Collected data
________
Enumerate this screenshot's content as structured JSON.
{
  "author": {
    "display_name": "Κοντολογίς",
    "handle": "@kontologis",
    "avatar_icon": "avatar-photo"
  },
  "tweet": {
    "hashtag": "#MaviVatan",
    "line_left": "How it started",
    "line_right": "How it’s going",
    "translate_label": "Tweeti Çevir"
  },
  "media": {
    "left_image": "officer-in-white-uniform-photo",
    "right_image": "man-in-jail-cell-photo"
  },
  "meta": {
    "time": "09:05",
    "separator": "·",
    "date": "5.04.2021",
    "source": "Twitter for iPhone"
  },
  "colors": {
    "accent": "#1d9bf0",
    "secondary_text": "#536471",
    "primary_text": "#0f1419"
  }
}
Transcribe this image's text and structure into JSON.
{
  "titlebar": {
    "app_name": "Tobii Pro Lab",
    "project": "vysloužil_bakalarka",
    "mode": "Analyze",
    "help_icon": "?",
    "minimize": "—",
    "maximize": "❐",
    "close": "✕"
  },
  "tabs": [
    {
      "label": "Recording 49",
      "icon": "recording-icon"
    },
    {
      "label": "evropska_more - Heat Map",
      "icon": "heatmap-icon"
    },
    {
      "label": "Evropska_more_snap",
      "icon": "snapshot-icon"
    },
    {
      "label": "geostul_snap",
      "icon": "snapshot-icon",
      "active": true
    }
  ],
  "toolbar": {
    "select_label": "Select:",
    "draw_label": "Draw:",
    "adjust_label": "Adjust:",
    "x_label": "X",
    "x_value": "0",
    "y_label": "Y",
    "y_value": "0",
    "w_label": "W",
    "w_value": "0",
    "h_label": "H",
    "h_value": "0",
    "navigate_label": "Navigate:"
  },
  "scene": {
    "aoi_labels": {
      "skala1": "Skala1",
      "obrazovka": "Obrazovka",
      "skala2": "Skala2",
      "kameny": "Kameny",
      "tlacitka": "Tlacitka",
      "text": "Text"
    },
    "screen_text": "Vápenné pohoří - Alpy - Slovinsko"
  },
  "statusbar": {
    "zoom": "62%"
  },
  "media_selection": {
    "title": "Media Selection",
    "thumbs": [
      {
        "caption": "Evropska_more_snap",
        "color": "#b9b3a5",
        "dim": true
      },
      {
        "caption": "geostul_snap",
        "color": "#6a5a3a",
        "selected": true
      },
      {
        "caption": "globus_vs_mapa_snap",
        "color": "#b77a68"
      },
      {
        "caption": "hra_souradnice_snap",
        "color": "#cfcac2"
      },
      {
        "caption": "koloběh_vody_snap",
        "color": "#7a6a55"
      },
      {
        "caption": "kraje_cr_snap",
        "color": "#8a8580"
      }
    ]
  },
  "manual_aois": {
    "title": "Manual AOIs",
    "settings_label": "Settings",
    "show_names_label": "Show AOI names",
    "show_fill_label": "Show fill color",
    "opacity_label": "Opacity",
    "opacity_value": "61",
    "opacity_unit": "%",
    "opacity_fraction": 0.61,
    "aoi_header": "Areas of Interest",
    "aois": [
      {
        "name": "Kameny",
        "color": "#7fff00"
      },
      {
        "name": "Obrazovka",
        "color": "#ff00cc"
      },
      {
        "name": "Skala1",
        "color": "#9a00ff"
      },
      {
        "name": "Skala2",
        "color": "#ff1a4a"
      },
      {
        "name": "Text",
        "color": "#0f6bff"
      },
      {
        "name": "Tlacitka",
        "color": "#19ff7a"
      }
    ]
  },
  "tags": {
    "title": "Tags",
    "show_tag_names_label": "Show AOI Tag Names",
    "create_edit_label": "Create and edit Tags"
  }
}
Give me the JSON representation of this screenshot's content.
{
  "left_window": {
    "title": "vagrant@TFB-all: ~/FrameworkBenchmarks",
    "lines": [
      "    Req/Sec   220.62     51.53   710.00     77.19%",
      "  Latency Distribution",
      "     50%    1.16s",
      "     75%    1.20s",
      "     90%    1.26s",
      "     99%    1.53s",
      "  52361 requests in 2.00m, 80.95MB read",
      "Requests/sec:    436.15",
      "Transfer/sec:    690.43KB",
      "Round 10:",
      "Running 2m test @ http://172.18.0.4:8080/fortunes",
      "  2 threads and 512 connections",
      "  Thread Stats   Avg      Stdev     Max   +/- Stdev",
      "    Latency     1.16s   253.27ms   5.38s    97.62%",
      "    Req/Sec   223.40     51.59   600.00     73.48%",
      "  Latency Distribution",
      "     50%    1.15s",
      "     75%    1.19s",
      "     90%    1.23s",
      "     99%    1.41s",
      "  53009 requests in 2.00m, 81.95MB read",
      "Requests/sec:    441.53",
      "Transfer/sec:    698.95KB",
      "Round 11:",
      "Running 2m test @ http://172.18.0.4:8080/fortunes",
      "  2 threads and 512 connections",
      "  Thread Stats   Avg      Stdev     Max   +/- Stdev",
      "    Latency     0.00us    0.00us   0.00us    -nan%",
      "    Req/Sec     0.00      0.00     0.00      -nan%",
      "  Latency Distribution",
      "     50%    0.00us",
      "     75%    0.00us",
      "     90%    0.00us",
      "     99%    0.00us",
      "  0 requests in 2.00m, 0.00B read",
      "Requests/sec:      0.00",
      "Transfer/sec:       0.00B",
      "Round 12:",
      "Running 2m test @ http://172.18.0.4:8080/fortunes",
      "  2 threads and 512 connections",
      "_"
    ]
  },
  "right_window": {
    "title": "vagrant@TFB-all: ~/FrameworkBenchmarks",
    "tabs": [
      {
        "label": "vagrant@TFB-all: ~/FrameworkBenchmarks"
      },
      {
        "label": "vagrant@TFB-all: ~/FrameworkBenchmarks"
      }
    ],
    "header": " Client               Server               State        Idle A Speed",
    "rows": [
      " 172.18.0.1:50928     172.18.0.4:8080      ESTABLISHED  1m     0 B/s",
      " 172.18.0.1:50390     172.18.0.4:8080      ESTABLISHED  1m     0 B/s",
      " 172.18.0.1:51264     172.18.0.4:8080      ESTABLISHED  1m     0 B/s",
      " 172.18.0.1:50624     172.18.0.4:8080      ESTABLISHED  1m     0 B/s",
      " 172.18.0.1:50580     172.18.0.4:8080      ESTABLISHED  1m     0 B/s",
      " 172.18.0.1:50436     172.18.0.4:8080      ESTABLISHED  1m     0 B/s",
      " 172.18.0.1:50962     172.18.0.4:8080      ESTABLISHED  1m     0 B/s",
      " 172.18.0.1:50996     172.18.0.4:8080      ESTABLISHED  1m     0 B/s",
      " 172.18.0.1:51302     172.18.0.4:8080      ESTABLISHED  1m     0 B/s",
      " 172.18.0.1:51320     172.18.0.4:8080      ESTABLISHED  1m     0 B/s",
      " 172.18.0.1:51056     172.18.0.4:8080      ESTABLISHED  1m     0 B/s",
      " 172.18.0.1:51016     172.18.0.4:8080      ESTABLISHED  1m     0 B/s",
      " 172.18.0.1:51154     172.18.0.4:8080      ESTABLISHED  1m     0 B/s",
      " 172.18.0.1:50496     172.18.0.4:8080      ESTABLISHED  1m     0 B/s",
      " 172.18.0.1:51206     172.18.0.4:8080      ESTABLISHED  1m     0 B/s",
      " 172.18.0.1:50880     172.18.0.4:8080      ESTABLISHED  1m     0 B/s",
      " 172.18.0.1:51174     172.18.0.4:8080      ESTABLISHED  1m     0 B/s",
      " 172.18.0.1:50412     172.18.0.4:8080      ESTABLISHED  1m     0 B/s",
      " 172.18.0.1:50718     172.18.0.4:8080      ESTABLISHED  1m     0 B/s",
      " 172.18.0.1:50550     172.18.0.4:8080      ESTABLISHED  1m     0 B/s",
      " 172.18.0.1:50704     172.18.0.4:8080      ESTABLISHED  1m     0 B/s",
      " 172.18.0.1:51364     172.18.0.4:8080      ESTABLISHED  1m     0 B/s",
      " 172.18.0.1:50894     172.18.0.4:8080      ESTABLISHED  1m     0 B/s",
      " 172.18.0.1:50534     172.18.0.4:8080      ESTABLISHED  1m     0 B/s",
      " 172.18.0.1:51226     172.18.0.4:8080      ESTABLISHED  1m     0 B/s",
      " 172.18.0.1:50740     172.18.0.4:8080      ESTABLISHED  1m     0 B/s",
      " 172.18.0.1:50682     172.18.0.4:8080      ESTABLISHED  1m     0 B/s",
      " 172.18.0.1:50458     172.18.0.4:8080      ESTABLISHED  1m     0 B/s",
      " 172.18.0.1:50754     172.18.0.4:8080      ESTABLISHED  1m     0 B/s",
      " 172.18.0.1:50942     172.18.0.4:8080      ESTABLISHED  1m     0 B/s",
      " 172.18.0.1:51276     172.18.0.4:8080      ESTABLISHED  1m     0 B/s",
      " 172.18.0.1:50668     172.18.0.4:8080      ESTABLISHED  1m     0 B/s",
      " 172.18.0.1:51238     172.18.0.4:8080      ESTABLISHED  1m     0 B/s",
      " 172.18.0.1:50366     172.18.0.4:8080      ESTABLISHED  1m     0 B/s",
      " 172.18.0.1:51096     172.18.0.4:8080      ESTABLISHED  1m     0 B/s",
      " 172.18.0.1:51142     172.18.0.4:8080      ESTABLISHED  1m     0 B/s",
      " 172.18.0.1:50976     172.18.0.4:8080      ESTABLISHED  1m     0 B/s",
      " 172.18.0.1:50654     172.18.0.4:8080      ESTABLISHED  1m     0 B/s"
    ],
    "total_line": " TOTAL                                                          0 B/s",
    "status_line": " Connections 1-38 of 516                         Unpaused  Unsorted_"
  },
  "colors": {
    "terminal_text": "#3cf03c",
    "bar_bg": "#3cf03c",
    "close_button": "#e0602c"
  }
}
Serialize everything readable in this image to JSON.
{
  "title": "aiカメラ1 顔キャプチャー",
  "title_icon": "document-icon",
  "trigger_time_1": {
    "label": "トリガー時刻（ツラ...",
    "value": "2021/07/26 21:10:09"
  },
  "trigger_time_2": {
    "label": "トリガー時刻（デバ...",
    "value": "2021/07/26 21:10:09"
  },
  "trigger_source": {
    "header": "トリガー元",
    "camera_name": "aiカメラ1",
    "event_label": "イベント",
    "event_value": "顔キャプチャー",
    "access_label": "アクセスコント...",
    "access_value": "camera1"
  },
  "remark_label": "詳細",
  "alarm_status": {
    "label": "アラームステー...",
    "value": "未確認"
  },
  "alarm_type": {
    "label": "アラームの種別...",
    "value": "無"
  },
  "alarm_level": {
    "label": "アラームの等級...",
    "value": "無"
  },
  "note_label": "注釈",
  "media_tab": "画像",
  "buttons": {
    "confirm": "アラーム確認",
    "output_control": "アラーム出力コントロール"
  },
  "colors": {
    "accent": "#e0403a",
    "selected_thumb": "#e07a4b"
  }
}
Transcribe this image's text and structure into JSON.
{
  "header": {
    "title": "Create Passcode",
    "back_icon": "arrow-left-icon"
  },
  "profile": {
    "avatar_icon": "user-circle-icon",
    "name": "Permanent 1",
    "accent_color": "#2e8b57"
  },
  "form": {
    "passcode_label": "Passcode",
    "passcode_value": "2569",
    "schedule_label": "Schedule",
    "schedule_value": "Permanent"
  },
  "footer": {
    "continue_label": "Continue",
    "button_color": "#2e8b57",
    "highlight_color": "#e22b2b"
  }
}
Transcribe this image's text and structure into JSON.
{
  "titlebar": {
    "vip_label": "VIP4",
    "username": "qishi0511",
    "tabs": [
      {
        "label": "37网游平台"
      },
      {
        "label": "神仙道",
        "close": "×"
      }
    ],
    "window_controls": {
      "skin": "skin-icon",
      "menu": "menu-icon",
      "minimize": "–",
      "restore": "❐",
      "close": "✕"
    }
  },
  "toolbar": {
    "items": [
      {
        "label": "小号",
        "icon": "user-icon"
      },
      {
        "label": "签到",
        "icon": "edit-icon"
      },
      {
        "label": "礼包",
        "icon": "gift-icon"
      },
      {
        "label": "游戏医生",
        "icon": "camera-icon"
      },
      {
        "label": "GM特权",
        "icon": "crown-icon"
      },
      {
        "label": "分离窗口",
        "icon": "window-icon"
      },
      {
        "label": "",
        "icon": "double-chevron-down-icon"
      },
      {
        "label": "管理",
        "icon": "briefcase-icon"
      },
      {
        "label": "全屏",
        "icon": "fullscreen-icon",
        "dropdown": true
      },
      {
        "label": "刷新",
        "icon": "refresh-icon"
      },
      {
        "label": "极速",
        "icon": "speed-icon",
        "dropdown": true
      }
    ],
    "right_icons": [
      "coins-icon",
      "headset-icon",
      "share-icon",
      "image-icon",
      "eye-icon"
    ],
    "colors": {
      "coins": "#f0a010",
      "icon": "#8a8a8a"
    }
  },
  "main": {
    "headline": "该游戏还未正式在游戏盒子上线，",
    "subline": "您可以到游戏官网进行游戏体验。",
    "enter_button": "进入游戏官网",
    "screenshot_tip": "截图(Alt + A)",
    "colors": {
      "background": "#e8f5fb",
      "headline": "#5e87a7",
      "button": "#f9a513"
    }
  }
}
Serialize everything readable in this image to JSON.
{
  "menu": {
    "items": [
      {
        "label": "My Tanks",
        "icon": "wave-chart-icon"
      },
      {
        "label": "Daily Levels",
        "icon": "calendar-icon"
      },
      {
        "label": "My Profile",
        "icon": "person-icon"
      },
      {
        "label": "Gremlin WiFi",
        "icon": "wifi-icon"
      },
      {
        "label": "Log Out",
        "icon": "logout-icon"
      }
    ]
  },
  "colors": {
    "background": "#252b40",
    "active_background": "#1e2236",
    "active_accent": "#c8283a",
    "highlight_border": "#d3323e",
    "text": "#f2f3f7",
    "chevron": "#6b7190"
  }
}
________
Task details | Copy each line in the data that holds the word "Create".

Exercise output |
    "create_edit_label": "Create and edit Tags"
    "title": "Create Passcode",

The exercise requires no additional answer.